» PROVIDED TEXT:
---*---
The certificate-affixing encryption means 205 receives the public
information including encryption public key Y and plaintext data v,
and outputs E(v) obtained by encrypting v based on Y and
certificate data w showing that E(v) is obtained by legitimately
encrypting v based on Y. The certificate-affixing re-encryption
means 402, 412, 442 receives the public information including the
encryption public key Y and encrypted data E(v), and outputs E'(v)
obtained by re-encrypting E(v) based on Y and certificate data w'
showing that E'(v) is obtained by legitimately re-encrypting E(v)
based on Y.
The encryption-certificate verification means 601 receives the
public information including the encryption public key Y and the
plaintext data v, and verifies whether or not E(v) is obtained by
legitimately encrypting v based on Y. The re-encryption-certificate
verification means 602 receives the public information including
the encryption public key, encrypted data E(v), re-encrypted data
E'(v) obtained by re-encrypting E(v), and certificate data w', and
verifies whether or not E'(v) is obtained by legitimately
encrypting E(v) based on Y.
If the techniques described in Patent Publication 1 are used, the
certificate-affixing encryption means 205 receives the public
information (p, q, g, Y) and plaintext voting data vi, and outputs
the encrypted voting data E(vi) and certificate data w. E(vi) is
expressed by the pair (Gi, Vi) and obtained by calculating:
(Gi,Vi)=(g^r mod p,vi.times.Y^r mod p). Here, r is a random number
selected at random for the plaintext voting data vi. Thus, r is
output as the certificate data w.
The certificate-affixing re-encryption means 205 receives the
public information (p, q, g, Y) and encrypted voting data
E(vi)=(Gi, Vi), and outputs the encrypted voting data E'(vi) and
certificate data w'. E'(vi) is expressed by the pair (G'i, V'i) and
obtained by calculating: (G'i,V'i)=(Gi^s mod p,Vi.times.Y^s mod p).
Here, s is a random number selected at random for the plaintext
voting data vi. Thus, s is output as the certificate data w'.
The encryption-certificate verification means 601 receives vi, (p,
q, g, Y), E(vi)=(Gi, Vi) and w, judges the certificate to be
acceptable if both the following equations: Gi=G^e mod p; and
Vi=vi.times.Y^w mod p hold, and judges the certificate to be
illegitimate if any one of them does not hold.
---*---
» SET PROBLEM: Quote the excerpt on certificate-affixing encryption, starting at "If the techniques" and ending at "p,Vi.times.Y^s mod p).".

Dataset records:
---*---
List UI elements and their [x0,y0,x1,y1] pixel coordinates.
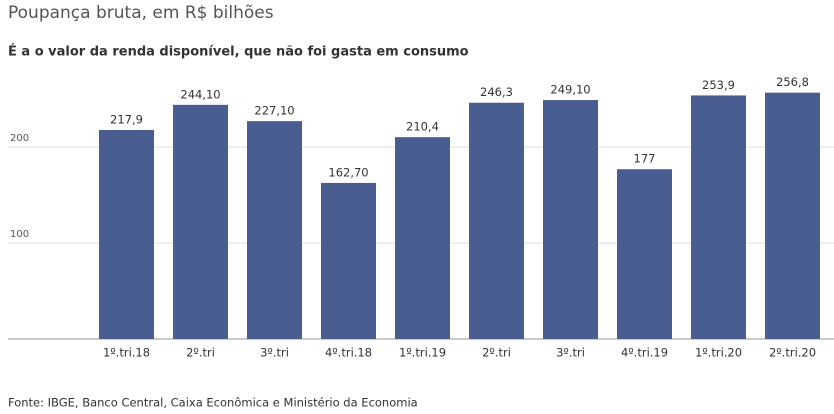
x-tick-label: 2º.tri [186,346,215,360]
bar [765,92,820,339]
value-label: 177 [634,152,656,166]
bar [321,182,376,339]
x-tick-label: 2º.tri [482,346,511,360]
bar [617,169,672,339]
bar [247,121,302,339]
value-label: 256,8 [776,75,809,89]
x-tick-label: 1º.tri.18 [103,346,150,360]
value-label: 210,4 [406,120,439,134]
bar [469,102,524,340]
bar [173,104,228,339]
value-label: 162,70 [328,165,368,179]
value-label: 253,9 [702,78,735,92]
value-label: 244,10 [180,87,220,101]
bar [99,129,154,339]
x-tick-label: 3º.tri [556,346,585,360]
chart-subtitle: É a o valor da renda disponível, que não… [8,44,469,60]
x-tick-label: 1º.tri.20 [695,346,742,360]
x-tick-label: 4º.tri.18 [325,346,372,360]
value-label: 217,9 [110,112,143,126]
x-tick-label: 2º.tri.20 [769,346,816,360]
x-tick-label: 4º.tri.19 [621,346,668,360]
x-tick-label: 1º.tri.19 [399,346,446,360]
value-label: 246,3 [480,85,513,99]
bar [691,95,746,339]
value-label: 249,10 [550,83,590,97]
bar [395,137,450,339]
y-tick-label: 100 [10,229,29,240]
source: Fonte: IBGE, Banco Central, Caixa Econôm… [8,396,418,410]
bar [543,100,598,339]
x-tick-label: 3º.tri [260,346,289,360]
y-tick-label: 200 [10,133,29,144]
value-label: 227,10 [254,104,294,118]
chart-title: Poupança bruta, em R$ bilhões [8,3,274,23]
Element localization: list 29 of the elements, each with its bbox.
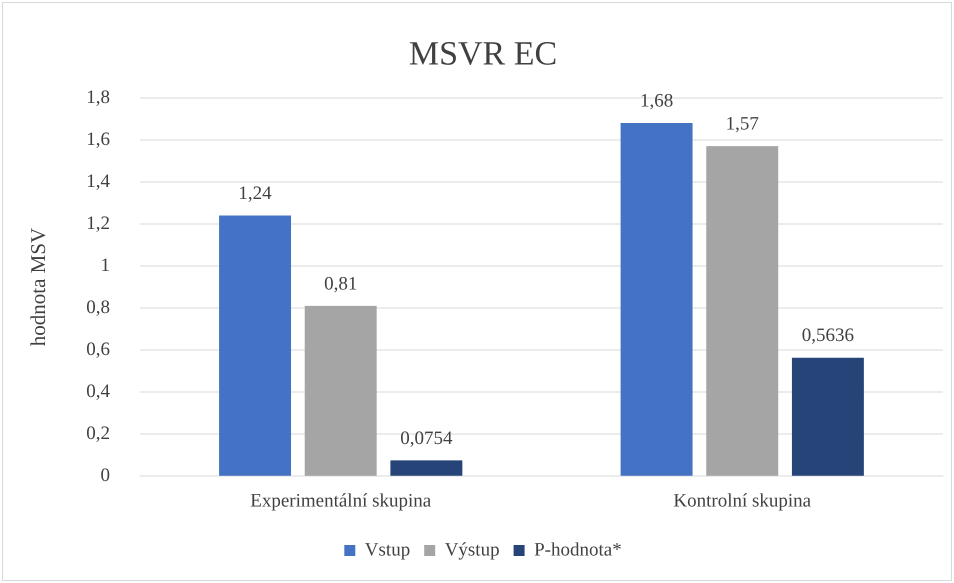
legend-label: Výstup [444,539,500,560]
y-tick-label: 0,2 [86,423,110,444]
bar [304,306,377,476]
legend-label: Vstup [364,539,410,560]
y-tick-label: 1,8 [86,86,110,108]
y-tick-label: 0,4 [86,381,110,402]
data-label: 0,0754 [400,428,453,449]
y-tick-label: 1,2 [86,212,110,234]
chart-title: MSVR EC [408,35,558,72]
y-axis-title: hodnota MSV [26,228,50,346]
data-label: 1,24 [238,183,272,204]
x-tick-label: Experimentální skupina [250,490,432,512]
bar [792,358,864,476]
bar [390,460,462,476]
data-label: 1,57 [726,114,759,135]
x-tick-label: Kontrolní skupina [673,490,812,512]
bar [219,216,292,476]
y-tick-label: 0,6 [86,339,110,360]
y-tick-label: 1,6 [86,128,110,150]
data-label: 0,5636 [802,325,854,346]
y-tick-label: 1,4 [86,170,110,192]
bar [706,146,778,476]
legend-label: P-hodnota* [534,539,622,560]
y-tick-label: 1 [100,254,110,276]
bar [620,123,693,476]
y-tick-label: 0,8 [86,297,110,318]
data-label: 1,68 [640,90,674,112]
y-tick-label: 0 [100,465,110,486]
data-label: 0,81 [324,273,358,294]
---*---
» OUTPUT OF THE TASK:
If the techniques described in Patent Publication 1 are used, the
certificate-affixing encryption means 205 receives the public
information (p, q, g, Y) and plaintext voting data vi, and outputs
the encrypted voting data E(vi) and certificate data w. E(vi) is
expressed by the pair (Gi, Vi) and obtained by calculating:
(Gi,Vi)=(g^r mod p,vi.times.Y^r mod p). Here, r is a random number
selected at random for the plaintext voting data vi. Thus, r is
output as the certificate data w.
The certificate-affixing re-encryption means 205 receives the
public information (p, q, g, Y) and encrypted voting data
E(vi)=(Gi, Vi), and outputs the encrypted voting data E'(vi) and
certificate data w'. E'(vi) is expressed by the pair (G'i, V'i) and
obtained by calculating: (G'i,V'i)=(Gi^s mod p,Vi.times.Y^s mod p).